_TASK DIRECTIONS:_ Present the following entries again, word for word and in full.

_TASK MATERIAL:_
──────────────────────────────
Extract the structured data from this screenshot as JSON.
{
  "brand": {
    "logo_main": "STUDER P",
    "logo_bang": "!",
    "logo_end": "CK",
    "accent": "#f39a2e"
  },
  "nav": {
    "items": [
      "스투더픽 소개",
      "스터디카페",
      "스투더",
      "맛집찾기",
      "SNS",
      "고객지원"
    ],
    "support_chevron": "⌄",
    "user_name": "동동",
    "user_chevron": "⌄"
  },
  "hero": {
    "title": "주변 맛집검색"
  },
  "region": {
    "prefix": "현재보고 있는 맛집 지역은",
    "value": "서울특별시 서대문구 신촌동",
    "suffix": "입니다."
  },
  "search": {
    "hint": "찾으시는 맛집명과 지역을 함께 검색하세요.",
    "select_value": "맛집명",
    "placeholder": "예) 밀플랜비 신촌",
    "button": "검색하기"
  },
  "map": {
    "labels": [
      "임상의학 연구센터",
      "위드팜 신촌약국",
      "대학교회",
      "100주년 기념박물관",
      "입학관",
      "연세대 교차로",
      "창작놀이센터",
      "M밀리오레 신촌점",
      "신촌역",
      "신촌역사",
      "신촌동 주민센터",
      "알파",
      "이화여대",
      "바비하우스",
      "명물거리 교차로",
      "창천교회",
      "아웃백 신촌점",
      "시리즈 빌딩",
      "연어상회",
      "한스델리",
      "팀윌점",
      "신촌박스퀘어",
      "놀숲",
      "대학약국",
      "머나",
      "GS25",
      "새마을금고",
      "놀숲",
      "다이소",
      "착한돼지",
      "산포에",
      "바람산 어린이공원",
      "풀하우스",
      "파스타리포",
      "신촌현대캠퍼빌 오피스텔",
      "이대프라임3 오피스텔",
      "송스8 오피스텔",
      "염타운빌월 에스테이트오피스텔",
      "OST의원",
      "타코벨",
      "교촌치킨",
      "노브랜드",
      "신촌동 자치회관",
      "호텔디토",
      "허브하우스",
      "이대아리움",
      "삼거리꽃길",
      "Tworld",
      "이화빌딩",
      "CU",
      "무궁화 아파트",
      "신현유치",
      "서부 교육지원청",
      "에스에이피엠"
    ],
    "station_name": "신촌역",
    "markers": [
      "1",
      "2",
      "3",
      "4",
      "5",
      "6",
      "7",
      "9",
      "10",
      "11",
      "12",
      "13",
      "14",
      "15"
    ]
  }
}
──────────────────────────────
_SOLUTION BELOW:_
Extract the structured data from this screenshot as JSON.
{
  "brand": {
    "logo_main": "STUDER P",
    "logo_bang": "!",
    "logo_end": "CK",
    "accent": "#f39a2e"
  },
  "nav": {
    "items": [
      "스투더픽 소개",
      "스터디카페",
      "스투더",
      "맛집찾기",
      "SNS",
      "고객지원"
    ],
    "support_chevron": "⌄",
    "user_name": "동동",
    "user_chevron": "⌄"
  },
  "hero": {
    "title": "주변 맛집검색"
  },
  "region": {
    "prefix": "현재보고 있는 맛집 지역은",
    "value": "서울특별시 서대문구 신촌동",
    "suffix": "입니다."
  },
  "search": {
    "hint": "찾으시는 맛집명과 지역을 함께 검색하세요.",
    "select_value": "맛집명",
    "placeholder": "예) 밀플랜비 신촌",
    "button": "검색하기"
  },
  "map": {
    "labels": [
      "임상의학 연구센터",
      "위드팜 신촌약국",
      "대학교회",
      "100주년 기념박물관",
      "입학관",
      "연세대 교차로",
      "창작놀이센터",
      "M밀리오레 신촌점",
      "신촌역",
      "신촌역사",
      "신촌동 주민센터",
      "알파",
      "이화여대",
      "바비하우스",
      "명물거리 교차로",
      "창천교회",
      "아웃백 신촌점",
      "시리즈 빌딩",
      "연어상회",
      "한스델리",
      "팀윌점",
      "신촌박스퀘어",
      "놀숲",
      "대학약국",
      "머나",
      "GS25",
      "새마을금고",
      "놀숲",
      "다이소",
      "착한돼지",
      "산포에",
      "바람산 어린이공원",
      "풀하우스",
      "파스타리포",
      "신촌현대캠퍼빌 오피스텔",
      "이대프라임3 오피스텔",
      "송스8 오피스텔",
      "염타운빌월 에스테이트오피스텔",
      "OST의원",
      "타코벨",
      "교촌치킨",
      "노브랜드",
      "신촌동 자치회관",
      "호텔디토",
      "허브하우스",
      "이대아리움",
      "삼거리꽃길",
      "Tworld",
      "이화빌딩",
      "CU",
      "무궁화 아파트",
      "신현유치",
      "서부 교육지원청",
      "에스에이피엠"
    ],
    "station_name": "신촌역",
    "markers": [
      "1",
      "2",
      "3",
      "4",
      "5",
      "6",
      "7",
      "9",
      "10",
      "11",
      "12",
      "13",
      "14",
      "15"
    ]
  }
}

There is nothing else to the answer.